#### Raw data

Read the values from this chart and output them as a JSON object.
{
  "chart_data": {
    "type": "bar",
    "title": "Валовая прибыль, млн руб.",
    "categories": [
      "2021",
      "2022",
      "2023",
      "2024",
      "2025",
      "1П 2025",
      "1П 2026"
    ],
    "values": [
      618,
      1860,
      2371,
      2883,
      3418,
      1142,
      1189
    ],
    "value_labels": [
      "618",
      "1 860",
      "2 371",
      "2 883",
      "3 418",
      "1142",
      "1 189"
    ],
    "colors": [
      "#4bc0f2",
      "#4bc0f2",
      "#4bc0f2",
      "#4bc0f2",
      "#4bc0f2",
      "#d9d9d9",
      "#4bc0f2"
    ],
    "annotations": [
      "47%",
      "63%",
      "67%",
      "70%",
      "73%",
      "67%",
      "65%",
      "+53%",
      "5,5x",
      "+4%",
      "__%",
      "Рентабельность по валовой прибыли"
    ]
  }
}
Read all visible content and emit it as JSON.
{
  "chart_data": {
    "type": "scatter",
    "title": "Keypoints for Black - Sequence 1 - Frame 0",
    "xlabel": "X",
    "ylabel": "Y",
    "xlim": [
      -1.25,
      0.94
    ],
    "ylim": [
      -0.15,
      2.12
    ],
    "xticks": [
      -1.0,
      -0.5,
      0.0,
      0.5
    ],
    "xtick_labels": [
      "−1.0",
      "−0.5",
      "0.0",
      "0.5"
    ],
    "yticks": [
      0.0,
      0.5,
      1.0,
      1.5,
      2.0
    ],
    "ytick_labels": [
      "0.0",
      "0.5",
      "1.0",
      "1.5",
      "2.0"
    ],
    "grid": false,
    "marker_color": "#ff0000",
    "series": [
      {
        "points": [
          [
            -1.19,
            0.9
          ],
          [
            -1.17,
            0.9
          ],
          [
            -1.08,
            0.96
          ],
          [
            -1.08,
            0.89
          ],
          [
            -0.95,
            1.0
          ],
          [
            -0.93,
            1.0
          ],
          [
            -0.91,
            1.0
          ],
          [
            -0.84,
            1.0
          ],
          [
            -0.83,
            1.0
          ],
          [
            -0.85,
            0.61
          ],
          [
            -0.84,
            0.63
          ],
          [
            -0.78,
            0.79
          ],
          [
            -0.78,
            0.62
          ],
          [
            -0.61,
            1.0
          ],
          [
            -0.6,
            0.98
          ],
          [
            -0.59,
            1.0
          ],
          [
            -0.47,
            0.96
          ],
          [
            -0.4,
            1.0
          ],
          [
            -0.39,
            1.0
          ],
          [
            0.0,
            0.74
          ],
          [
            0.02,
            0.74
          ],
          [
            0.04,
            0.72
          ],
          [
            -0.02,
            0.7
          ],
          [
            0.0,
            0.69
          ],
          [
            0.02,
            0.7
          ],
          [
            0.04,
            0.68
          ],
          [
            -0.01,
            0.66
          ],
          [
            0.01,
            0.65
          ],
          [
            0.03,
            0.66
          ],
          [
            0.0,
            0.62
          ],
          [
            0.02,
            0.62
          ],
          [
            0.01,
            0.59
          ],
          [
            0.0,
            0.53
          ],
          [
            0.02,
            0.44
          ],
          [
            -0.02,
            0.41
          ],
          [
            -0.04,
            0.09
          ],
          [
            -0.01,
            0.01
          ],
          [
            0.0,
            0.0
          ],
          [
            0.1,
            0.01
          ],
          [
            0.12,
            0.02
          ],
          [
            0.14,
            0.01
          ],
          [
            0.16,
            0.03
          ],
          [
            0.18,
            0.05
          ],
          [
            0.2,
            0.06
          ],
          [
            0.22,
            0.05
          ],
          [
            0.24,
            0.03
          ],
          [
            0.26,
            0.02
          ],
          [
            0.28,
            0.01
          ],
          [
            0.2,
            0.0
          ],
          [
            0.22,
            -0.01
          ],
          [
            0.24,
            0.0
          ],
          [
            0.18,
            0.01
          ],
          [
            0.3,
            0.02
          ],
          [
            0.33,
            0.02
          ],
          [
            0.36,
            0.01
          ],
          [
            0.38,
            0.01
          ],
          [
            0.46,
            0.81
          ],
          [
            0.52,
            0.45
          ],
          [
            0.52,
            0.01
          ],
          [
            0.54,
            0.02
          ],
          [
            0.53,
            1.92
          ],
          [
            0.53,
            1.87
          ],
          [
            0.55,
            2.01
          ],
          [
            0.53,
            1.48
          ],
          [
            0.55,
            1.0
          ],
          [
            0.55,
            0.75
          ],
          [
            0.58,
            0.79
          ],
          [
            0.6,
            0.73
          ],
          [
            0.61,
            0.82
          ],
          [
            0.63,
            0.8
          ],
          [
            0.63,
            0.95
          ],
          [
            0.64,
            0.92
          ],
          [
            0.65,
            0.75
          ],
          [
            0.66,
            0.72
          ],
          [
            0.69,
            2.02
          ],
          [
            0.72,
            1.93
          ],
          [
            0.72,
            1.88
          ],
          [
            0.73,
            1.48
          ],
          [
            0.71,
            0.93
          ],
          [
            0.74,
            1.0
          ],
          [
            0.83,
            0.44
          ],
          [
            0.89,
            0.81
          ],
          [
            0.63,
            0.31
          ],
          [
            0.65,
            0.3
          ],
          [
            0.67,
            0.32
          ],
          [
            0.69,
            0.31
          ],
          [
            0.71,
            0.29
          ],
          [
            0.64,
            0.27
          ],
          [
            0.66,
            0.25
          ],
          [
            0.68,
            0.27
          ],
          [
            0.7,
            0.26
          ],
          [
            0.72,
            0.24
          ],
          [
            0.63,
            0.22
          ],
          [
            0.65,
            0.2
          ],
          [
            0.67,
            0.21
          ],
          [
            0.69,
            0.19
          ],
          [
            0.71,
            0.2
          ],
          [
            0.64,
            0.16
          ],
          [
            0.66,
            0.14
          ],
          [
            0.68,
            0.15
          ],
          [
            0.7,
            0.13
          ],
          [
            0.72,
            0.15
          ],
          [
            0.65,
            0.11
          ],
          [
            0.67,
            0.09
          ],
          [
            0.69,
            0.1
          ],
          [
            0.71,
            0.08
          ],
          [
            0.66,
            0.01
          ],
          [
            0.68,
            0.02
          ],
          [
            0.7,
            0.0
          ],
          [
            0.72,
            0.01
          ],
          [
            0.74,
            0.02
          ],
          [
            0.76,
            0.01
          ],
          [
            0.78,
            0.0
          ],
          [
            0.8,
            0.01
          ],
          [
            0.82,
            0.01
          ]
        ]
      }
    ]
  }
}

########

Exercise task
Print the whole listing exactly as it is.

Solution to this problem
Read the values from this chart and output them as a JSON object.
{
  "chart_data": {
    "type": "bar",
    "title": "Валовая прибыль, млн руб.",
    "categories": [
      "2021",
      "2022",
      "2023",
      "2024",
      "2025",
      "1П 2025",
      "1П 2026"
    ],
    "values": [
      618,
      1860,
      2371,
      2883,
      3418,
      1142,
      1189
    ],
    "value_labels": [
      "618",
      "1 860",
      "2 371",
      "2 883",
      "3 418",
      "1142",
      "1 189"
    ],
    "colors": [
      "#4bc0f2",
      "#4bc0f2",
      "#4bc0f2",
      "#4bc0f2",
      "#4bc0f2",
      "#d9d9d9",
      "#4bc0f2"
    ],
    "annotations": [
      "47%",
      "63%",
      "67%",
      "70%",
      "73%",
      "67%",
      "65%",
      "+53%",
      "5,5x",
      "+4%",
      "__%",
      "Рентабельность по валовой прибыли"
    ]
  }
}
Read all visible content and emit it as JSON.
{
  "chart_data": {
    "type": "scatter",
    "title": "Keypoints for Black - Sequence 1 - Frame 0",
    "xlabel": "X",
    "ylabel": "Y",
    "xlim": [
      -1.25,
      0.94
    ],
    "ylim": [
      -0.15,
      2.12
    ],
    "xticks": [
      -1.0,
      -0.5,
      0.0,
      0.5
    ],
    "xtick_labels": [
      "−1.0",
      "−0.5",
      "0.0",
      "0.5"
    ],
    "yticks": [
      0.0,
      0.5,
      1.0,
      1.5,
      2.0
    ],
    "ytick_labels": [
      "0.0",
      "0.5",
      "1.0",
      "1.5",
      "2.0"
    ],
    "grid": false,
    "marker_color": "#ff0000",
    "series": [
      {
        "points": [
          [
            -1.19,
            0.9
          ],
          [
            -1.17,
            0.9
          ],
          [
            -1.08,
            0.96
          ],
          [
            -1.08,
            0.89
          ],
          [
            -0.95,
            1.0
          ],
          [
            -0.93,
            1.0
          ],
          [
            -0.91,
            1.0
          ],
          [
            -0.84,
            1.0
          ],
          [
            -0.83,
            1.0
          ],
          [
            -0.85,
            0.61
          ],
          [
            -0.84,
            0.63
          ],
          [
            -0.78,
            0.79
          ],
          [
            -0.78,
            0.62
          ],
          [
            -0.61,
            1.0
          ],
          [
            -0.6,
            0.98
          ],
          [
            -0.59,
            1.0
          ],
          [
            -0.47,
            0.96
          ],
          [
            -0.4,
            1.0
          ],
          [
            -0.39,
            1.0
          ],
          [
            0.0,
            0.74
          ],
          [
            0.02,
            0.74
          ],
          [
            0.04,
            0.72
          ],
          [
            -0.02,
            0.7
          ],
          [
            0.0,
            0.69
          ],
          [
            0.02,
            0.7
          ],
          [
            0.04,
            0.68
          ],
          [
            -0.01,
            0.66
          ],
          [
            0.01,
            0.65
          ],
          [
            0.03,
            0.66
          ],
          [
            0.0,
            0.62
          ],
          [
            0.02,
            0.62
          ],
          [
            0.01,
            0.59
          ],
          [
            0.0,
            0.53
          ],
          [
            0.02,
            0.44
          ],
          [
            -0.02,
            0.41
          ],
          [
            -0.04,
            0.09
          ],
          [
            -0.01,
            0.01
          ],
          [
            0.0,
            0.0
          ],
          [
            0.1,
            0.01
          ],
          [
            0.12,
            0.02
          ],
          [
            0.14,
            0.01
          ],
          [
            0.16,
            0.03
          ],
          [
            0.18,
            0.05
          ],
          [
            0.2,
            0.06
          ],
          [
            0.22,
            0.05
          ],
          [
            0.24,
            0.03
          ],
          [
            0.26,
            0.02
          ],
          [
            0.28,
            0.01
          ],
          [
            0.2,
            0.0
          ],
          [
            0.22,
            -0.01
          ],
          [
            0.24,
            0.0
          ],
          [
            0.18,
            0.01
          ],
          [
            0.3,
            0.02
          ],
          [
            0.33,
            0.02
          ],
          [
            0.36,
            0.01
          ],
          [
            0.38,
            0.01
          ],
          [
            0.46,
            0.81
          ],
          [
            0.52,
            0.45
          ],
          [
            0.52,
            0.01
          ],
          [
            0.54,
            0.02
          ],
          [
            0.53,
            1.92
          ],
          [
            0.53,
            1.87
          ],
          [
            0.55,
            2.01
          ],
          [
            0.53,
            1.48
          ],
          [
            0.55,
            1.0
          ],
          [
            0.55,
            0.75
          ],
          [
            0.58,
            0.79
          ],
          [
            0.6,
            0.73
          ],
          [
            0.61,
            0.82
          ],
          [
            0.63,
            0.8
          ],
          [
            0.63,
            0.95
          ],
          [
            0.64,
            0.92
          ],
          [
            0.65,
            0.75
          ],
          [
            0.66,
            0.72
          ],
          [
            0.69,
            2.02
          ],
          [
            0.72,
            1.93
          ],
          [
            0.72,
            1.88
          ],
          [
            0.73,
            1.48
          ],
          [
            0.71,
            0.93
          ],
          [
            0.74,
            1.0
          ],
          [
            0.83,
            0.44
          ],
          [
            0.89,
            0.81
          ],
          [
            0.63,
            0.31
          ],
          [
            0.65,
            0.3
          ],
          [
            0.67,
            0.32
          ],
          [
            0.69,
            0.31
          ],
          [
            0.71,
            0.29
          ],
          [
            0.64,
            0.27
          ],
          [
            0.66,
            0.25
          ],
          [
            0.68,
            0.27
          ],
          [
            0.7,
            0.26
          ],
          [
            0.72,
            0.24
          ],
          [
            0.63,
            0.22
          ],
          [
            0.65,
            0.2
          ],
          [
            0.67,
            0.21
          ],
          [
            0.69,
            0.19
          ],
          [
            0.71,
            0.2
          ],
          [
            0.64,
            0.16
          ],
          [
            0.66,
            0.14
          ],
          [
            0.68,
            0.15
          ],
          [
            0.7,
            0.13
          ],
          [
            0.72,
            0.15
          ],
          [
            0.65,
            0.11
          ],
          [
            0.67,
            0.09
          ],
          [
            0.69,
            0.1
          ],
          [
            0.71,
            0.08
          ],
          [
            0.66,
            0.01
          ],
          [
            0.68,
            0.02
          ],
          [
            0.7,
            0.0
          ],
          [
            0.72,
            0.01
          ],
          [
            0.74,
            0.02
          ],
          [
            0.76,
            0.01
          ],
          [
            0.78,
            0.0
          ],
          [
            0.8,
            0.01
          ],
          [
            0.82,
            0.01
          ]
        ]
      }
    ]
  }
}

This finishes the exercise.